## WRITTEN EXERCISE A:
Copy the lines of the listing from the line containing "field-surface [1299,22,1931,582]" through the line containing "soil-map-a [12,22,644,582]", including both of those lines.

____________________

# Small oscillations, strange springs

1. Mar 4, 2012

### fluidistic

1. The problem statement, all variables and given/known data
Consider 2 masses linked via 3 springs in this way |----m----m----| where the | denotes fixed walls and the ---- the springs.
The length between the walls is 2L and the natural length of each spring is b=L/3.
When we move a mass from its equilibrium position, each spring generate a potential of the form $V=V_0e^{c(x-b)^2}$.
1)Demonstrate that the equilibrium positions are L/3 and (2/3)L.
2)Find the normal frequencies and normal modes of the system.

2. Relevant equations
L=T-V.

3. The attempt at a solution
I'm having some troubles. When x=b, in other words, when the springs aren't streched, they still have a non zero potential energy stored, $V_0$. I know that this is the minimal potential energy stored but still... shouldn't the masses constantly move? Hmm, I guess not.

____________________

## WRITTEN EXERCISE B:
In the forum thread about small oscillations, what is the natural length of each spring?

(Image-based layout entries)

____________________

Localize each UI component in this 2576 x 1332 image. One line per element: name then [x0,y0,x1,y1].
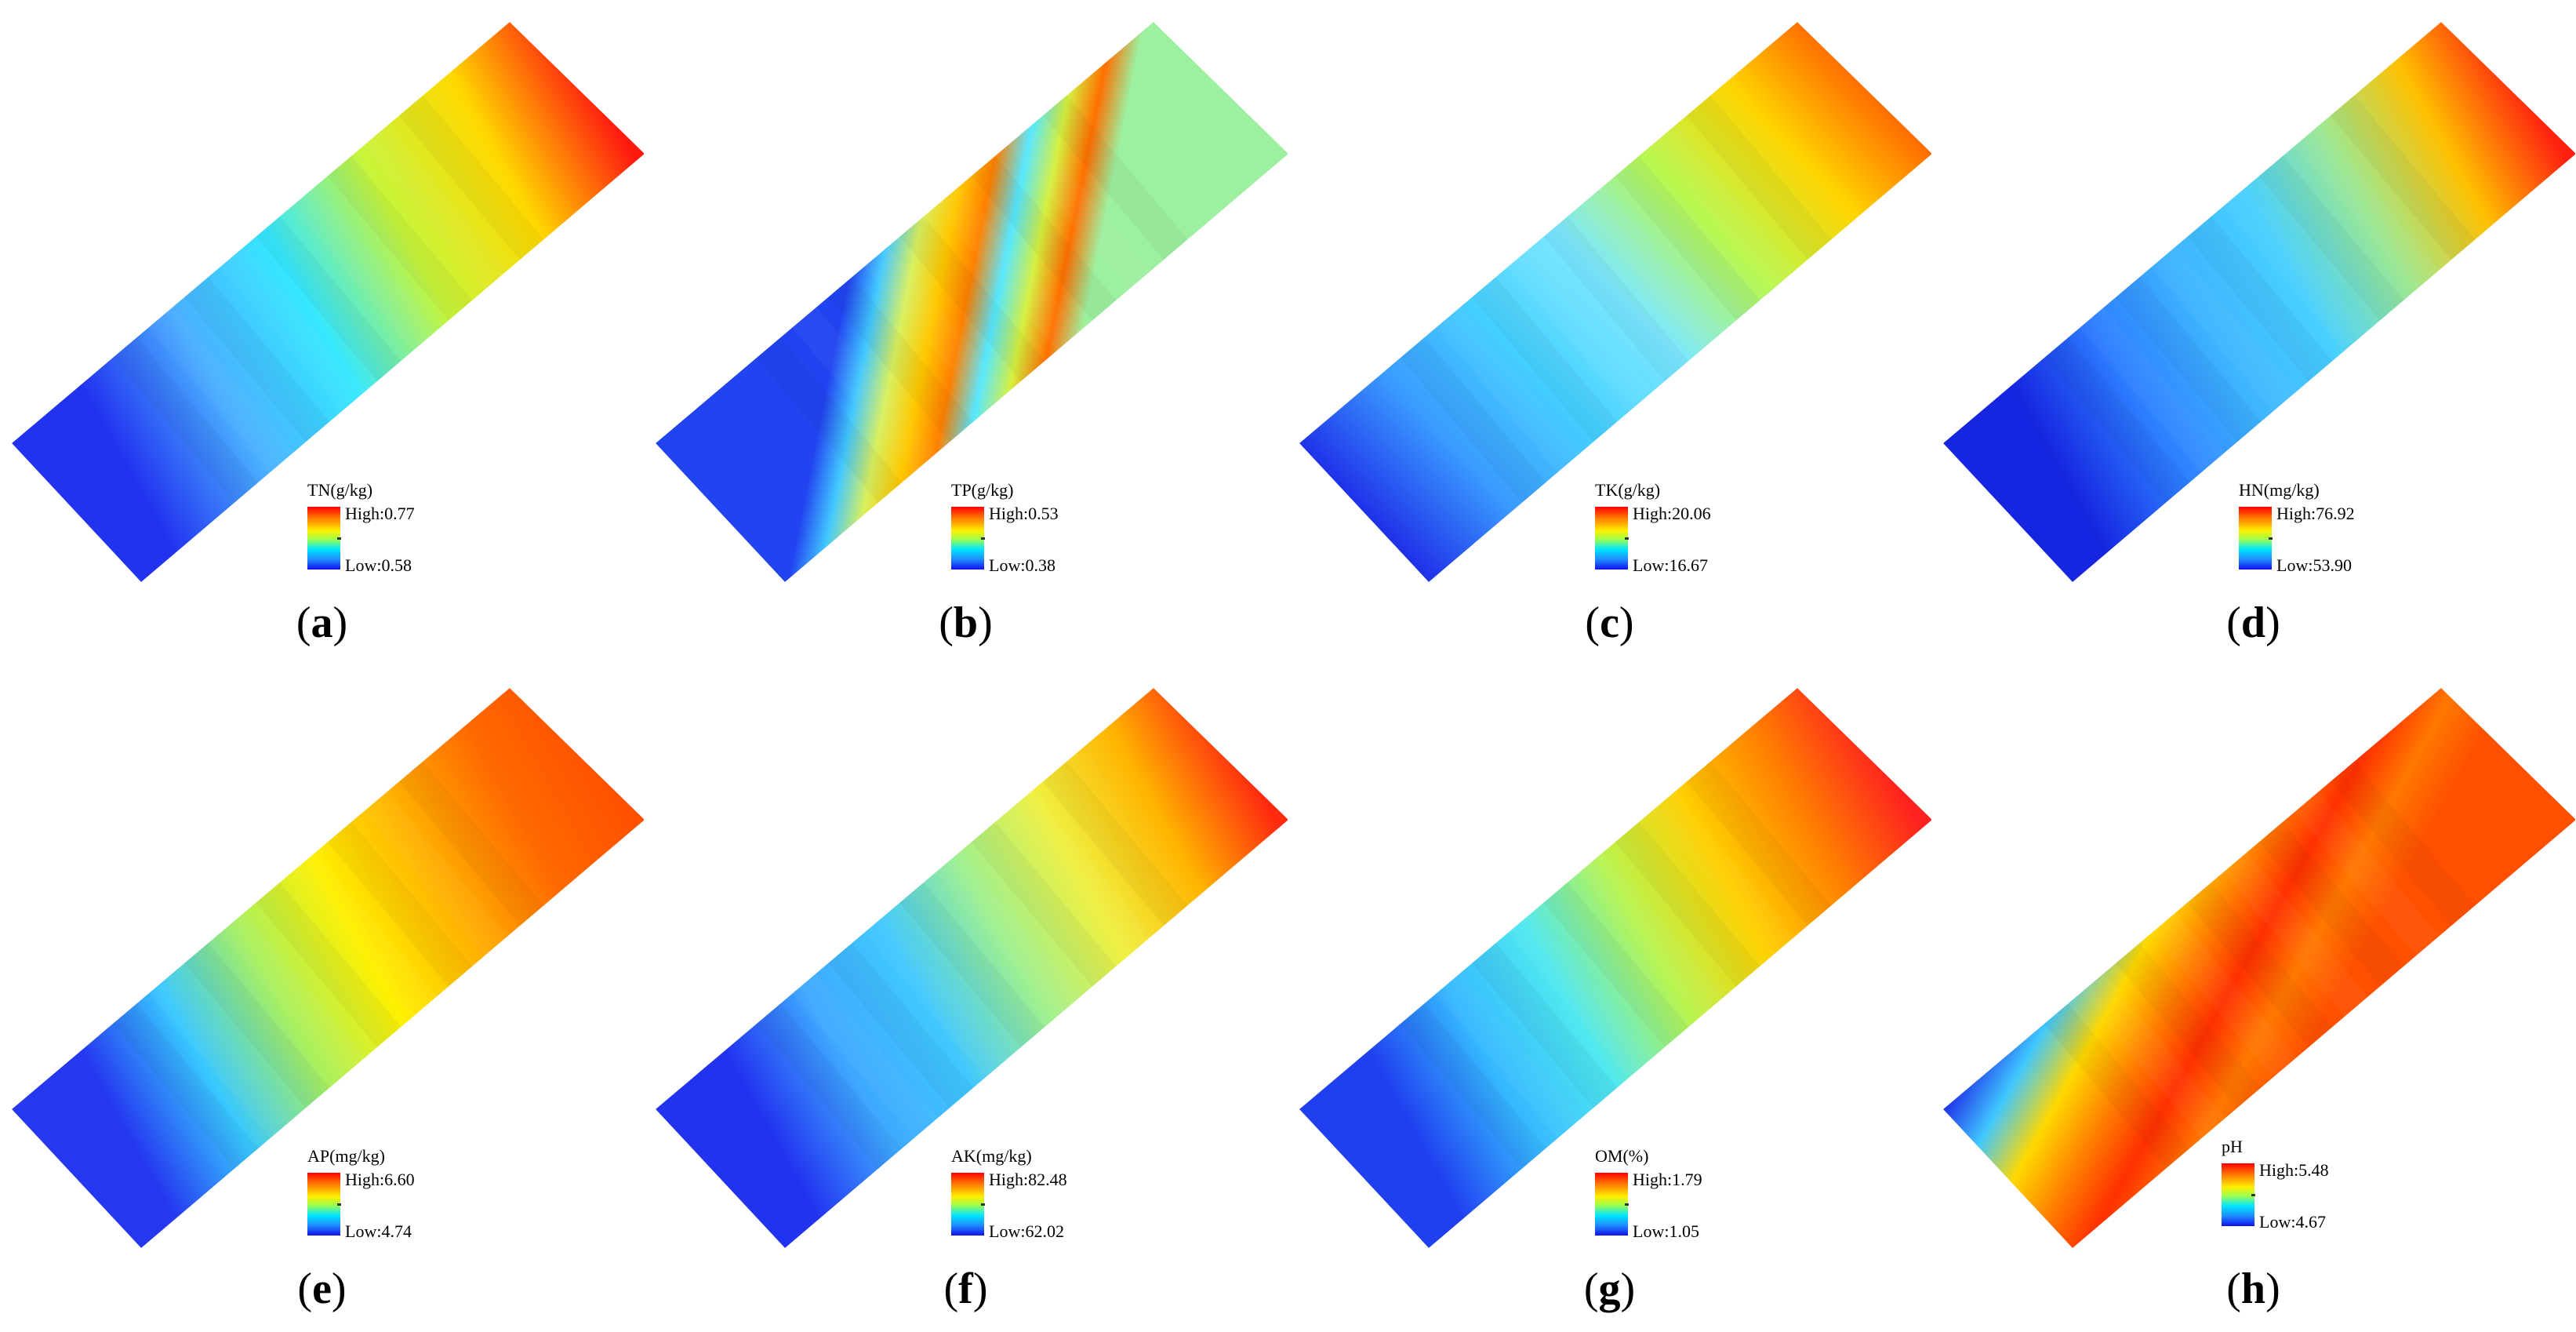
field-surface [1299,22,1931,582]
legend-low-value: Low:0.58 [345,555,412,575]
panel-f: AK(mg/kg) High:82.48 Low:62.02 (f) [644,666,1288,1332]
soil-map-f [656,688,1288,1248]
legend-high-value: High:76.92 [2276,504,2355,523]
panel-label: (g) [1583,1265,1636,1313]
field-surface [656,688,1288,1248]
soil-map-a [12,22,644,582]
panel-label: (d) [2226,599,2280,647]
panel-letter: a [311,599,333,647]
field-surface [656,22,1288,582]
soil-map-d [1943,22,2575,582]
legend-high-value: High:20.06 [1633,504,1711,523]
panel-d: HN(mg/kg) High:76.92 Low:53.90 (d) [1931,0,2575,666]
panel-label: (h) [2226,1265,2280,1313]
panel-letter: c [1600,599,1619,647]
panel-letter: b [953,599,979,647]
legend-high-value: High:6.60 [345,1170,415,1189]
legend-title: TK(g/kg) [1595,480,1661,500]
soil-map-g [1299,688,1931,1248]
legend-title: AK(mg/kg) [951,1146,1032,1166]
panel-letter: g [1598,1265,1621,1313]
legend-color-ramp [2222,1163,2254,1226]
legend-low-value: Low:0.38 [989,555,1055,575]
legend-high-value: High:5.48 [2259,1160,2329,1180]
field-surface [12,688,644,1248]
legend-color-ramp [951,507,984,570]
legend-color-ramp [1595,1173,1628,1236]
panel-letter: h [2240,1265,2266,1313]
field-surface [1299,688,1931,1248]
legend-title: TN(g/kg) [307,480,373,500]
field-surface [1943,22,2575,582]
panel-b: TP(g/kg) High:0.53 Low:0.38 (b) [644,0,1288,666]
legend-color-ramp [2239,507,2272,570]
legend-tick [337,537,341,540]
legend-title: AP(mg/kg) [307,1146,385,1166]
panel-h: pH High:5.48 Low:4.67 (h) [1931,666,2575,1332]
field-surface [12,22,644,582]
soil-map-c [1299,22,1931,582]
legend-tick [981,537,985,540]
legend-high-value: High:82.48 [989,1170,1067,1189]
panel-c: TK(g/kg) High:20.06 Low:16.67 (c) [1288,0,1931,666]
legend-color-ramp [307,1173,340,1236]
soil-map-b [656,22,1288,582]
panel-label: (a) [296,599,348,647]
legend-tick [2251,1194,2255,1196]
legend-low-value: Low:4.67 [2259,1212,2326,1232]
legend-title: HN(mg/kg) [2239,480,2320,500]
legend-title: OM(%) [1595,1146,1649,1166]
legend-low-value: Low:1.05 [1633,1221,1699,1241]
soil-map-h [1943,688,2575,1248]
legend-high-value: High:0.53 [989,504,1059,523]
legend-tick [2269,537,2273,540]
legend-title: TP(g/kg) [951,480,1014,500]
legend-color-ramp [307,507,340,570]
legend-high-value: High:0.77 [345,504,415,523]
legend-tick [1625,537,1629,540]
panel-letter: f [958,1265,973,1313]
legend-low-value: Low:62.02 [989,1221,1064,1241]
legend-low-value: Low:53.90 [2276,555,2352,575]
panel-letter: d [2240,599,2266,647]
panel-label: (f) [943,1265,988,1313]
field-surface [1943,688,2575,1248]
legend-low-value: Low:16.67 [1633,555,1708,575]
legend-tick [337,1203,341,1206]
legend-color-ramp [951,1173,984,1236]
panel-label: (b) [939,599,993,647]
legend-tick [1625,1203,1629,1206]
soil-map-e [12,688,644,1248]
panel-letter: e [312,1265,332,1313]
panel-label: (c) [1585,599,1634,647]
legend-high-value: High:1.79 [1633,1170,1702,1189]
legend-title: pH [2222,1137,2243,1156]
legend-tick [981,1203,985,1206]
panel-label: (e) [297,1265,347,1313]
panel-g: OM(%) High:1.79 Low:1.05 (g) [1288,666,1931,1332]
legend-low-value: Low:4.74 [345,1221,412,1241]
panel-e: AP(mg/kg) High:6.60 Low:4.74 (e) [0,666,644,1332]
panel-a: TN(g/kg) High:0.77 Low:0.58 (a) [0,0,644,666]
legend-color-ramp [1595,507,1628,570]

____________________

## EXPECTED ANSWER A:
field-surface [1299,22,1931,582]
legend-low-value: Low:0.58 [345,555,412,575]
panel-f: AK(mg/kg) High:82.48 Low:62.02 (f) [644,666,1288,1332]
soil-map-f [656,688,1288,1248]
legend-high-value: High:76.92 [2276,504,2355,523]
panel-label: (g) [1583,1265,1636,1313]
field-surface [656,688,1288,1248]
soil-map-a [12,22,644,582]

## EXPECTED ANSWER B:
Each spring has a natural length of b = L/3.